DATASET RECORDS:

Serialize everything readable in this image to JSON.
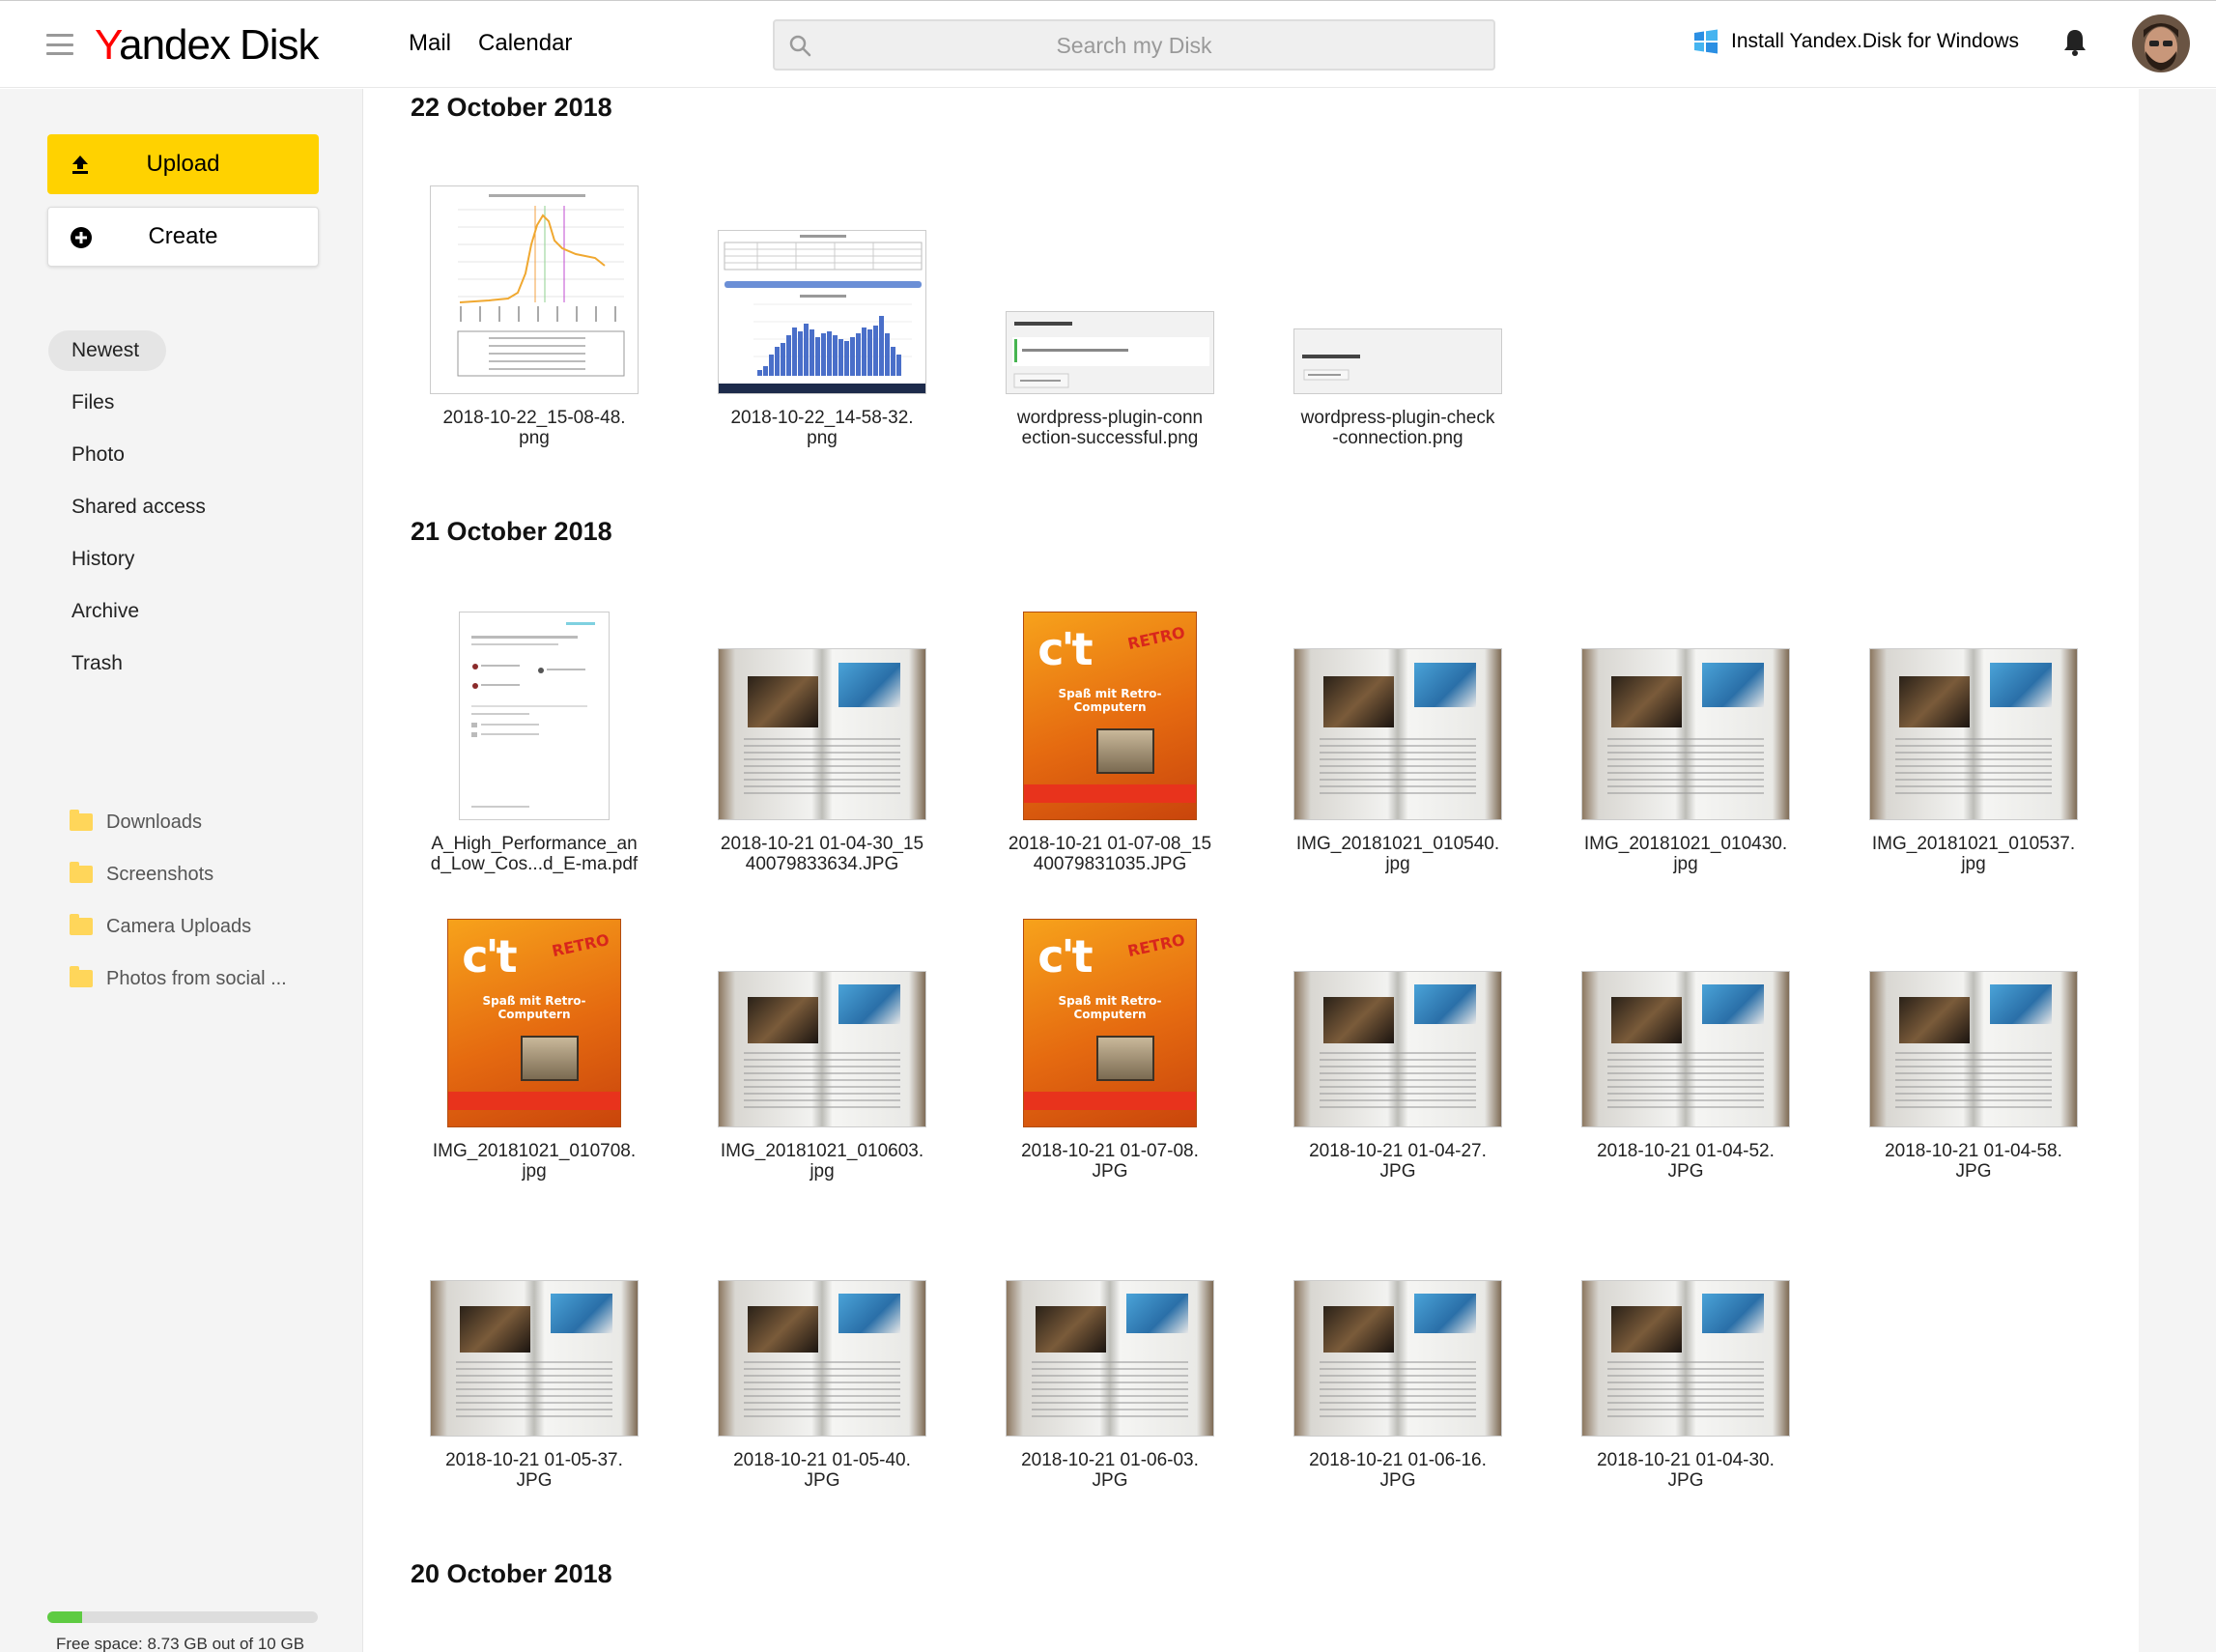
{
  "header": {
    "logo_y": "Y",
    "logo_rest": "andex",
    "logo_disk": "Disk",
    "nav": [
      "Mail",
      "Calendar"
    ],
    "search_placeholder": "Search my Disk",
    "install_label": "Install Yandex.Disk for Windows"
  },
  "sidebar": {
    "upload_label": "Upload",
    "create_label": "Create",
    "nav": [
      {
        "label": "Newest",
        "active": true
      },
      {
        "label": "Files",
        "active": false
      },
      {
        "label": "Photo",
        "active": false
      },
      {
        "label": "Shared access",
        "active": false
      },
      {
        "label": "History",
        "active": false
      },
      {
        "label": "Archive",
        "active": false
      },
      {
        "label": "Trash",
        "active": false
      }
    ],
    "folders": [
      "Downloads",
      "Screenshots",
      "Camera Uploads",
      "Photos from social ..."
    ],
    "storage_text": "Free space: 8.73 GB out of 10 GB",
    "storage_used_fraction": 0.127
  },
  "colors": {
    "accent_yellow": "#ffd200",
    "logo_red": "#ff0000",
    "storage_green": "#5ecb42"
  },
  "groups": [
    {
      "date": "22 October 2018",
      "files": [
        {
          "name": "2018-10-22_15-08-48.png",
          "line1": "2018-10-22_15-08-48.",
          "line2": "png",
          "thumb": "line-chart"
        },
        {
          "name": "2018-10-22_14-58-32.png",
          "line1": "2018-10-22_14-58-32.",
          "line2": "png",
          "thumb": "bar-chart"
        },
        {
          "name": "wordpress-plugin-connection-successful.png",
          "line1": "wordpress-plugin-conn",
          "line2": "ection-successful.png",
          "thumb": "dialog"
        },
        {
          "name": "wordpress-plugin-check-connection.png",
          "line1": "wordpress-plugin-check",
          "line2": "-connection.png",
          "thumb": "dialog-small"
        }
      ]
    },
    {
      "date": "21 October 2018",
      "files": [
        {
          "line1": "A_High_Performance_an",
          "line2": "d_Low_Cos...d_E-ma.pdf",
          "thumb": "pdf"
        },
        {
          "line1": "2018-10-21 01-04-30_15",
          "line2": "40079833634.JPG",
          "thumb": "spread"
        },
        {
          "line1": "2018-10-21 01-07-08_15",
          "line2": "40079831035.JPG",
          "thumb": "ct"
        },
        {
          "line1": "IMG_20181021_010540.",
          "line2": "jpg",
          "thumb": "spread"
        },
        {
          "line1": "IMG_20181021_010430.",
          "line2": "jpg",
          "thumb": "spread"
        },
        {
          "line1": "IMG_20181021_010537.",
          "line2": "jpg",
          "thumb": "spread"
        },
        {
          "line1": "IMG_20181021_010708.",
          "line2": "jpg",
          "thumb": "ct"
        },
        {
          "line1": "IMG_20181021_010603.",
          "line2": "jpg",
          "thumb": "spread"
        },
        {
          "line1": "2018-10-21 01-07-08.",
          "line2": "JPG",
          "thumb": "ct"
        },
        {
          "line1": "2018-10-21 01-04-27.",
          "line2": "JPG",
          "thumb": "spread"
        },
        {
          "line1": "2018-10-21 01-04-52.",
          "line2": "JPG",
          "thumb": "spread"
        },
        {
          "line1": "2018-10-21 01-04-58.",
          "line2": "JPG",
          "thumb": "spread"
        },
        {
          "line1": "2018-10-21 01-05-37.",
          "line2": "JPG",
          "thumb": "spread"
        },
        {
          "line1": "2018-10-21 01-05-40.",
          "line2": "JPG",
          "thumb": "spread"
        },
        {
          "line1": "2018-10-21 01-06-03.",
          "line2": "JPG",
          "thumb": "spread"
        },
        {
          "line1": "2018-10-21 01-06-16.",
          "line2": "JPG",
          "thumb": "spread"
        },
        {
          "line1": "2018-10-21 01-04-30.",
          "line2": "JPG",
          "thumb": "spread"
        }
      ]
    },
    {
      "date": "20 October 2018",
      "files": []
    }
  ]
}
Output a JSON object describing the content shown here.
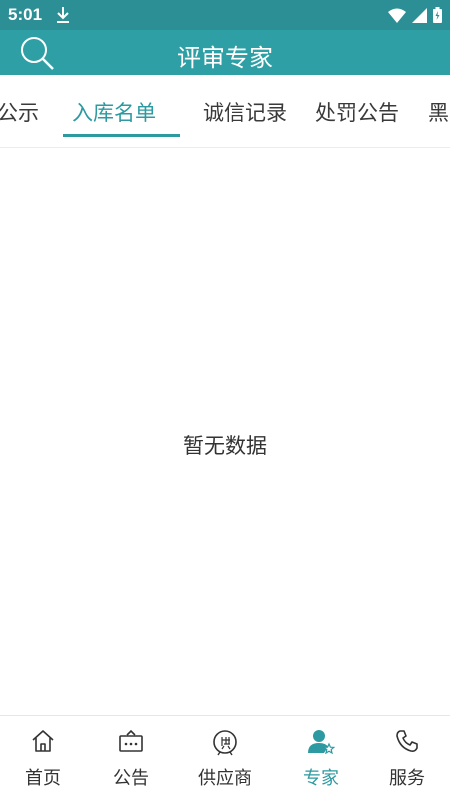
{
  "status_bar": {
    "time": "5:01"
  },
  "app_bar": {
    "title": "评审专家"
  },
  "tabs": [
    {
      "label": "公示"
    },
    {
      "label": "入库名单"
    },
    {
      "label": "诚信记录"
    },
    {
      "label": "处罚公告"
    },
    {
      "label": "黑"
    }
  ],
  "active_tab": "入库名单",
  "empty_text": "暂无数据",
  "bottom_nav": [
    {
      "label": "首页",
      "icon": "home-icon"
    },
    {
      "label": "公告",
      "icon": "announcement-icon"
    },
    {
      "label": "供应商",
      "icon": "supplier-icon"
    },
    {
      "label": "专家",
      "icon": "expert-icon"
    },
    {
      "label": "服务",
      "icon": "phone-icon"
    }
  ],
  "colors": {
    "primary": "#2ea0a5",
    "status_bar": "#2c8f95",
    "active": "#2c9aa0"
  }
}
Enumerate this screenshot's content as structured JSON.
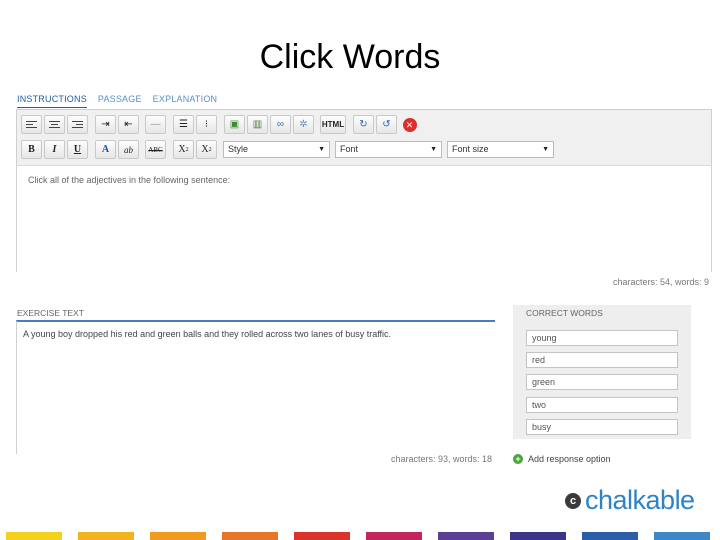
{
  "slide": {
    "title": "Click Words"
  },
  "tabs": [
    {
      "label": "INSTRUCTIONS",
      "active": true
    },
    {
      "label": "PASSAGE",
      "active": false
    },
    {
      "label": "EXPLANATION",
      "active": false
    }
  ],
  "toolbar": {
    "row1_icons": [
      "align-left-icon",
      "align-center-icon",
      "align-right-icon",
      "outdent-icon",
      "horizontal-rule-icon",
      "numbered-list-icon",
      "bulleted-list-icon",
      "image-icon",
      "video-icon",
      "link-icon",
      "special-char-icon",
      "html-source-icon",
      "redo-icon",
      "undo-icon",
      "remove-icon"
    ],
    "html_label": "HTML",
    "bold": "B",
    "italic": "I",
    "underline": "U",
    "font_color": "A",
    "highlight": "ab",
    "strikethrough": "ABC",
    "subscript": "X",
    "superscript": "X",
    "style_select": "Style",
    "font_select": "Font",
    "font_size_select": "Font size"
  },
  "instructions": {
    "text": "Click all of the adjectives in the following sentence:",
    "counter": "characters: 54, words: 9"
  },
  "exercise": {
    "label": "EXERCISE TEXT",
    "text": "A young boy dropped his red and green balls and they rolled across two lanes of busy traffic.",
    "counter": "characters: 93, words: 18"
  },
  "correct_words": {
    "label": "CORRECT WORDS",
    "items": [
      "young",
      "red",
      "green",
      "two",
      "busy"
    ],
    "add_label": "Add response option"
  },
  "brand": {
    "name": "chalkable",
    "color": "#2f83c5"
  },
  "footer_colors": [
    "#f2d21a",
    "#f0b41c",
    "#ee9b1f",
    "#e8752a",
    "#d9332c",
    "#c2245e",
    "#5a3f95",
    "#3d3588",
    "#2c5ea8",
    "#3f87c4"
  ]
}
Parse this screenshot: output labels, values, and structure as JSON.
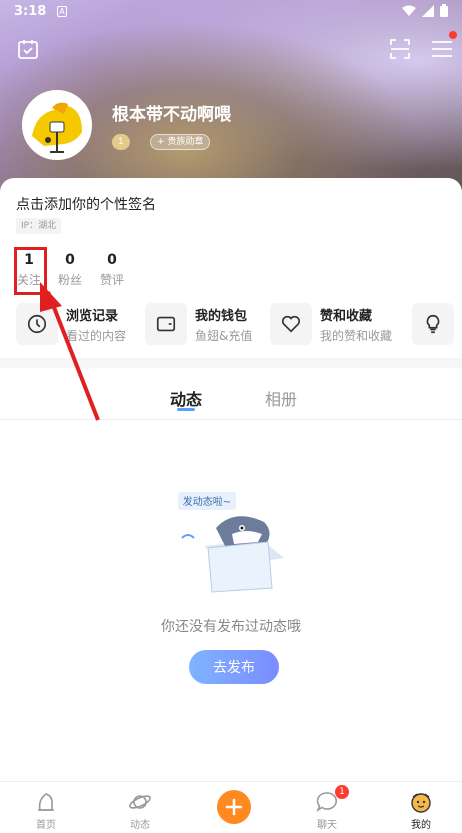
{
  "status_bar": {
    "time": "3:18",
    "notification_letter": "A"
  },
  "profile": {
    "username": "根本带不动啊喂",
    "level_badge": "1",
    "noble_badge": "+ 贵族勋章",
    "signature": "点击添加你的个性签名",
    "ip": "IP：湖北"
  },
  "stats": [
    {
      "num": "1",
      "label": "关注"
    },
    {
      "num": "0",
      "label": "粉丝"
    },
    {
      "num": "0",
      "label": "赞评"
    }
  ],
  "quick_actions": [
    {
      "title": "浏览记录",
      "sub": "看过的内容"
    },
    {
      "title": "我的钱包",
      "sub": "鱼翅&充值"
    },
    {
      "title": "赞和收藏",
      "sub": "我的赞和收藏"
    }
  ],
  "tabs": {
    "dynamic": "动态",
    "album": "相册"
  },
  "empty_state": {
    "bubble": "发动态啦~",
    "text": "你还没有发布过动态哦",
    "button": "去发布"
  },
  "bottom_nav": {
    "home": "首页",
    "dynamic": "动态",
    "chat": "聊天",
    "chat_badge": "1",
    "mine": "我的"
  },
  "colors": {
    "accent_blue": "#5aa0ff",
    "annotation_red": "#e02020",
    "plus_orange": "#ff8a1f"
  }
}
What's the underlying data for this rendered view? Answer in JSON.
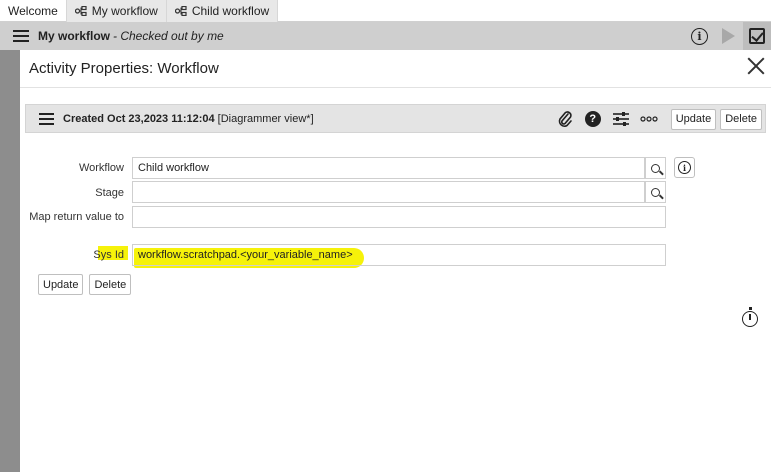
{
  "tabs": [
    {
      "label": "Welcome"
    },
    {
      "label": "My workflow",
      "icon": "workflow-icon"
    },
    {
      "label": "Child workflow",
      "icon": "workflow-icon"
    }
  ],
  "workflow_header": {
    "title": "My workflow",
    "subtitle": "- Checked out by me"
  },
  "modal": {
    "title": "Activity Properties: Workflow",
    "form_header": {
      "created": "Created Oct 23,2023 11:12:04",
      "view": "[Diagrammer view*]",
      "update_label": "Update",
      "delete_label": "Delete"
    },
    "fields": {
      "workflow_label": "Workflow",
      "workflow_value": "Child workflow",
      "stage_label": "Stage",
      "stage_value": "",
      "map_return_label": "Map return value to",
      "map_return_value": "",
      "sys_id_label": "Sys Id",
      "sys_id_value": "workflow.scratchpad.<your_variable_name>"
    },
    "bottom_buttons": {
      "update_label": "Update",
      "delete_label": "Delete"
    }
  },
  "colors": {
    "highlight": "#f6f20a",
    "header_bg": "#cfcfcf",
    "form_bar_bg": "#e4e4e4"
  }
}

GOAL: Looking at the records above, report how many lines contain the word "view". Answer with the number only.

WRITTEN RESPONSE: 2